**GOAL**
What follows is a block of records; restate each one word for word.
— Begin EXERCISE INPUT —
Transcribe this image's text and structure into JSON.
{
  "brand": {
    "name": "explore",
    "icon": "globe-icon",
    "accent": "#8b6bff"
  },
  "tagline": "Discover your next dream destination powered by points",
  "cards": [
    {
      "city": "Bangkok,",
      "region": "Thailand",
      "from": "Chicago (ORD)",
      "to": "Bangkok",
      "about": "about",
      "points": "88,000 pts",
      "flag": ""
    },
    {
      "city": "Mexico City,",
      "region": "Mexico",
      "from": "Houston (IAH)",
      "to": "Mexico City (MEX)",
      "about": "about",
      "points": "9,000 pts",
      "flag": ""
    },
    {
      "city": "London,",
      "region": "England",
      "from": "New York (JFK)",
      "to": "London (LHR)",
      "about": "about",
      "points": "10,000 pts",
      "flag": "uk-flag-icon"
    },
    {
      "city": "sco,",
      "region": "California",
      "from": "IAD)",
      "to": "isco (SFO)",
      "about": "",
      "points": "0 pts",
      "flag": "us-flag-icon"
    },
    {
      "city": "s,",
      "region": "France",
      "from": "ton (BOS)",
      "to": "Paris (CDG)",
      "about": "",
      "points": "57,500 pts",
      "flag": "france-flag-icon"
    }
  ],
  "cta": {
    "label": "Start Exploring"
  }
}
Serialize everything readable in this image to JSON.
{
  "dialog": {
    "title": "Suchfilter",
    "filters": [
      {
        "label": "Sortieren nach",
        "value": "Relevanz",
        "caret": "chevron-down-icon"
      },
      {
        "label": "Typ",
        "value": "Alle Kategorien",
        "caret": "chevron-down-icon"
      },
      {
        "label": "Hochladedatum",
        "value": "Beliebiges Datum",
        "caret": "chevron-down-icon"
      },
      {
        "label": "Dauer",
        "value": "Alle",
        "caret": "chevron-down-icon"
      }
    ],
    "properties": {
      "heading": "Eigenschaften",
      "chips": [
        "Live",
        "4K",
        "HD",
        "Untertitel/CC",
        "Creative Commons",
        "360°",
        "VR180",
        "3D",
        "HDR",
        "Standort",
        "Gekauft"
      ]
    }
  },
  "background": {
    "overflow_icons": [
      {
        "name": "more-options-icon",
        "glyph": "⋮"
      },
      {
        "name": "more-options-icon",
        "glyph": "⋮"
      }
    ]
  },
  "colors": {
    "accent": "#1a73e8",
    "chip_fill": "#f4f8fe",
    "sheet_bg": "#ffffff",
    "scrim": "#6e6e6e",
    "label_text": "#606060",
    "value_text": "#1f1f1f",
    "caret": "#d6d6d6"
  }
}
— End EXERCISE INPUT —
**ANSWER IN FULL**
Transcribe this image's text and structure into JSON.
{
  "brand": {
    "name": "explore",
    "icon": "globe-icon",
    "accent": "#8b6bff"
  },
  "tagline": "Discover your next dream destination powered by points",
  "cards": [
    {
      "city": "Bangkok,",
      "region": "Thailand",
      "from": "Chicago (ORD)",
      "to": "Bangkok",
      "about": "about",
      "points": "88,000 pts",
      "flag": ""
    },
    {
      "city": "Mexico City,",
      "region": "Mexico",
      "from": "Houston (IAH)",
      "to": "Mexico City (MEX)",
      "about": "about",
      "points": "9,000 pts",
      "flag": ""
    },
    {
      "city": "London,",
      "region": "England",
      "from": "New York (JFK)",
      "to": "London (LHR)",
      "about": "about",
      "points": "10,000 pts",
      "flag": "uk-flag-icon"
    },
    {
      "city": "sco,",
      "region": "California",
      "from": "IAD)",
      "to": "isco (SFO)",
      "about": "",
      "points": "0 pts",
      "flag": "us-flag-icon"
    },
    {
      "city": "s,",
      "region": "France",
      "from": "ton (BOS)",
      "to": "Paris (CDG)",
      "about": "",
      "points": "57,500 pts",
      "flag": "france-flag-icon"
    }
  ],
  "cta": {
    "label": "Start Exploring"
  }
}
Serialize everything readable in this image to JSON.
{
  "dialog": {
    "title": "Suchfilter",
    "filters": [
      {
        "label": "Sortieren nach",
        "value": "Relevanz",
        "caret": "chevron-down-icon"
      },
      {
        "label": "Typ",
        "value": "Alle Kategorien",
        "caret": "chevron-down-icon"
      },
      {
        "label": "Hochladedatum",
        "value": "Beliebiges Datum",
        "caret": "chevron-down-icon"
      },
      {
        "label": "Dauer",
        "value": "Alle",
        "caret": "chevron-down-icon"
      }
    ],
    "properties": {
      "heading": "Eigenschaften",
      "chips": [
        "Live",
        "4K",
        "HD",
        "Untertitel/CC",
        "Creative Commons",
        "360°",
        "VR180",
        "3D",
        "HDR",
        "Standort",
        "Gekauft"
      ]
    }
  },
  "background": {
    "overflow_icons": [
      {
        "name": "more-options-icon",
        "glyph": "⋮"
      },
      {
        "name": "more-options-icon",
        "glyph": "⋮"
      }
    ]
  },
  "colors": {
    "accent": "#1a73e8",
    "chip_fill": "#f4f8fe",
    "sheet_bg": "#ffffff",
    "scrim": "#6e6e6e",
    "label_text": "#606060",
    "value_text": "#1f1f1f",
    "caret": "#d6d6d6"
  }
}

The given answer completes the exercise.